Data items

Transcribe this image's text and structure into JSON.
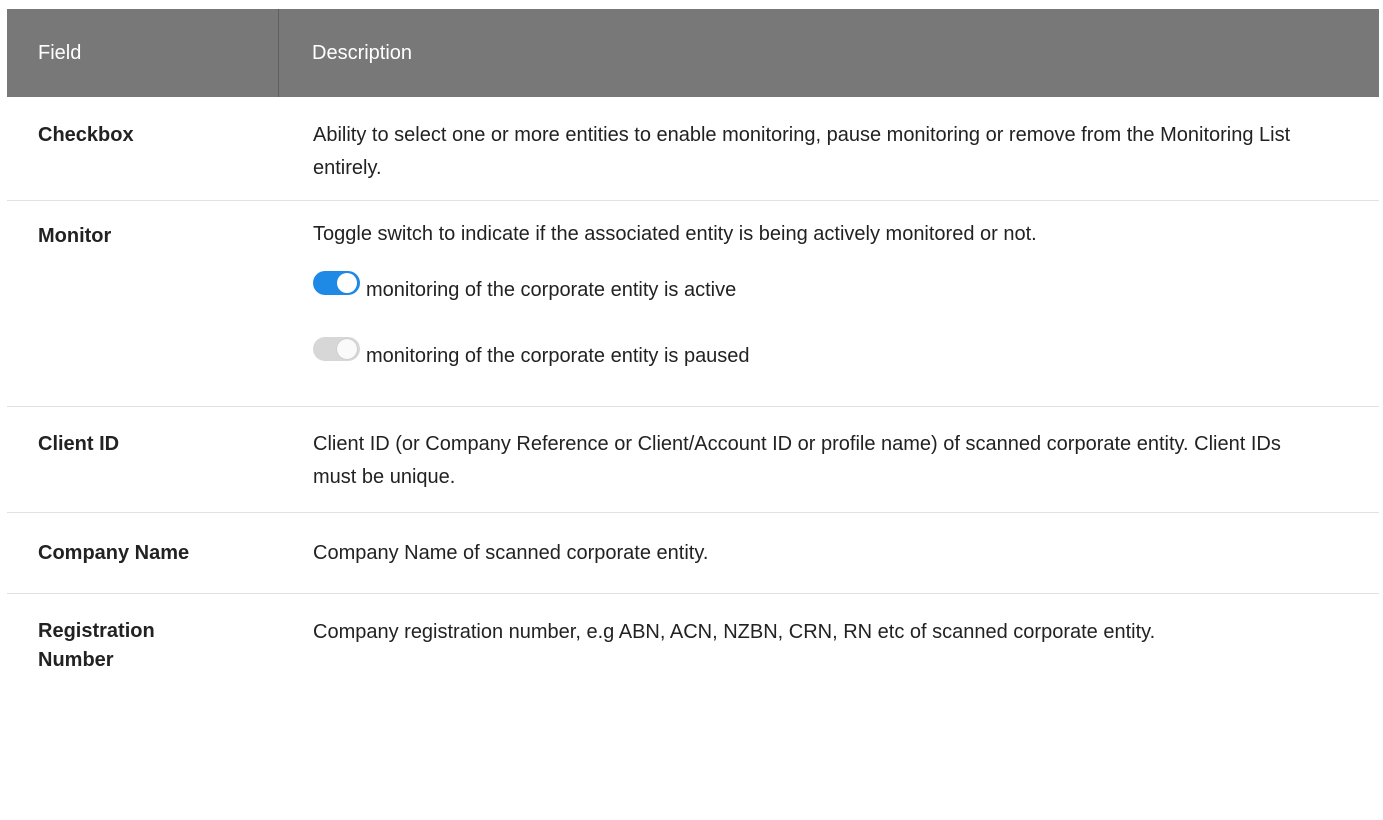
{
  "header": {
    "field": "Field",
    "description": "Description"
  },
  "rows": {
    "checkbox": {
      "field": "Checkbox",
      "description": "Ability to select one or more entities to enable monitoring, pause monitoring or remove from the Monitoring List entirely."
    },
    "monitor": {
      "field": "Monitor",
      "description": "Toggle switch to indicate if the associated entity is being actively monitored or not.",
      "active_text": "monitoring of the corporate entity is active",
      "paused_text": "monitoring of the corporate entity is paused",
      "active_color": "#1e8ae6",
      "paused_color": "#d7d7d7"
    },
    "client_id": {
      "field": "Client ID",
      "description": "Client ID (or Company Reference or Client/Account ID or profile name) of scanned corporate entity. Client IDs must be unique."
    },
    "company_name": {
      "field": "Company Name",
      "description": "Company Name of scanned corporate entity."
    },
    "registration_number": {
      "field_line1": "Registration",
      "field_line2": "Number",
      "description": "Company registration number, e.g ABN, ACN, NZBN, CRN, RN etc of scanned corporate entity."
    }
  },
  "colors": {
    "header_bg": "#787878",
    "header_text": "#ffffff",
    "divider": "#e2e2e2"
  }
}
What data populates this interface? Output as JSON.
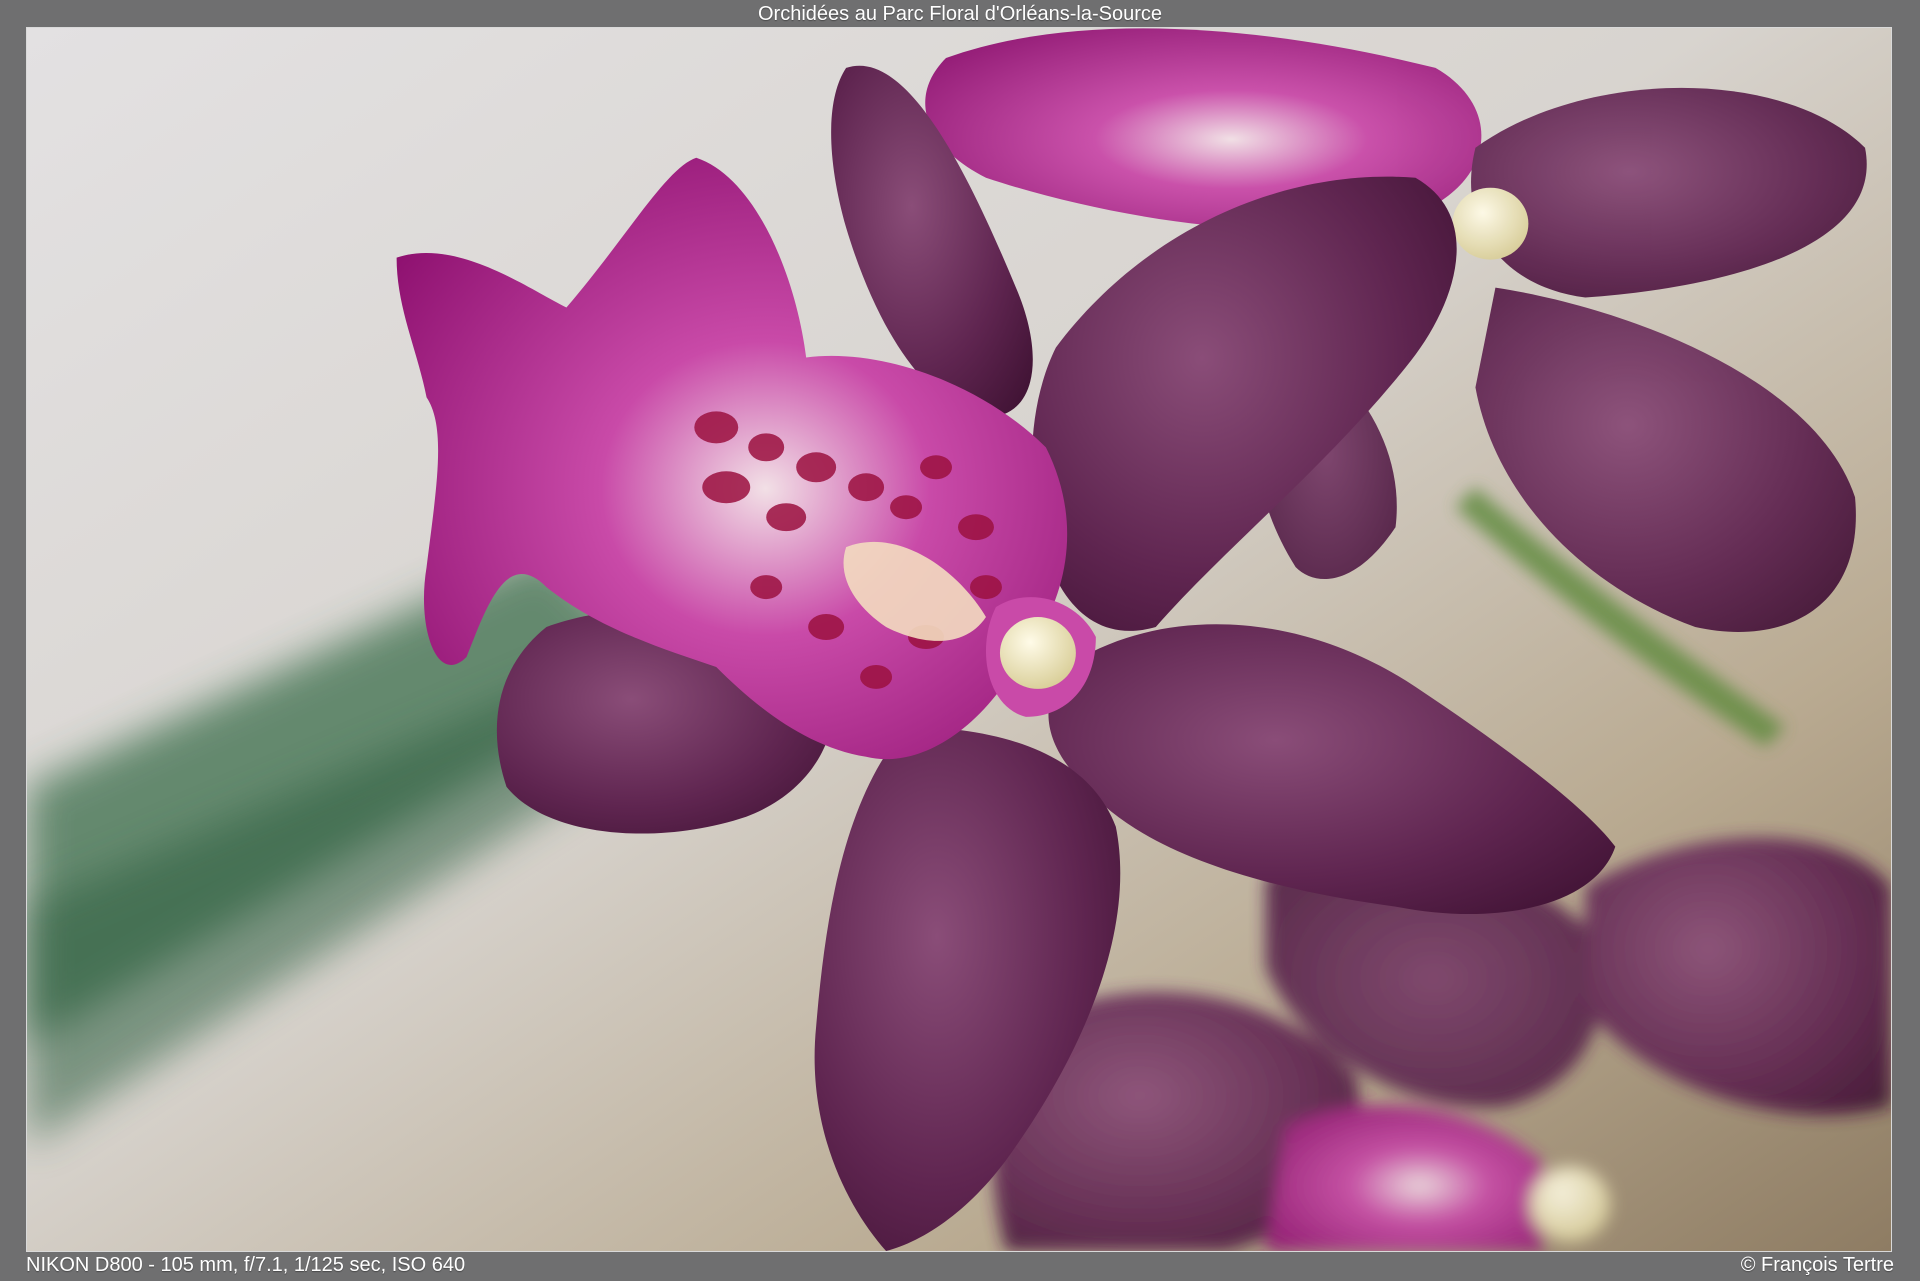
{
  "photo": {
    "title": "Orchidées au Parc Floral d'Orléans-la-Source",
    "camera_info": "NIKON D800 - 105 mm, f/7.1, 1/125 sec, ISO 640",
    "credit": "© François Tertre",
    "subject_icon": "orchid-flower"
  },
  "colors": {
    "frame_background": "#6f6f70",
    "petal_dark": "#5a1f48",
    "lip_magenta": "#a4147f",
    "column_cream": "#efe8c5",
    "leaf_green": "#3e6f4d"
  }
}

◆ DIRECTION
Restate each entry word for word, leaving out any pictures.

◆ SOLVED EXERCISE
Transcribe this image's text and structure into JSON.
{
  "header": {
    "field": "Field",
    "description": "Description"
  },
  "rows": {
    "checkbox": {
      "field": "Checkbox",
      "description": "Ability to select one or more entities to enable monitoring, pause monitoring or remove from the Monitoring List entirely."
    },
    "monitor": {
      "field": "Monitor",
      "description": "Toggle switch to indicate if the associated entity is being actively monitored or not.",
      "active_text": "monitoring of the corporate entity is active",
      "paused_text": "monitoring of the corporate entity is paused",
      "active_color": "#1e8ae6",
      "paused_color": "#d7d7d7"
    },
    "client_id": {
      "field": "Client ID",
      "description": "Client ID (or Company Reference or Client/Account ID or profile name) of scanned corporate entity. Client IDs must be unique."
    },
    "company_name": {
      "field": "Company Name",
      "description": "Company Name of scanned corporate entity."
    },
    "registration_number": {
      "field_line1": "Registration",
      "field_line2": "Number",
      "description": "Company registration number, e.g ABN, ACN, NZBN, CRN, RN etc of scanned corporate entity."
    }
  },
  "colors": {
    "header_bg": "#787878",
    "header_text": "#ffffff",
    "divider": "#e2e2e2"
  }
}
What data populates this interface? Output as JSON.
{
  "photo": {
    "title": "Orchidées au Parc Floral d'Orléans-la-Source",
    "camera_info": "NIKON D800 - 105 mm, f/7.1, 1/125 sec, ISO 640",
    "credit": "© François Tertre",
    "subject_icon": "orchid-flower"
  },
  "colors": {
    "frame_background": "#6f6f70",
    "petal_dark": "#5a1f48",
    "lip_magenta": "#a4147f",
    "column_cream": "#efe8c5",
    "leaf_green": "#3e6f4d"
  }
}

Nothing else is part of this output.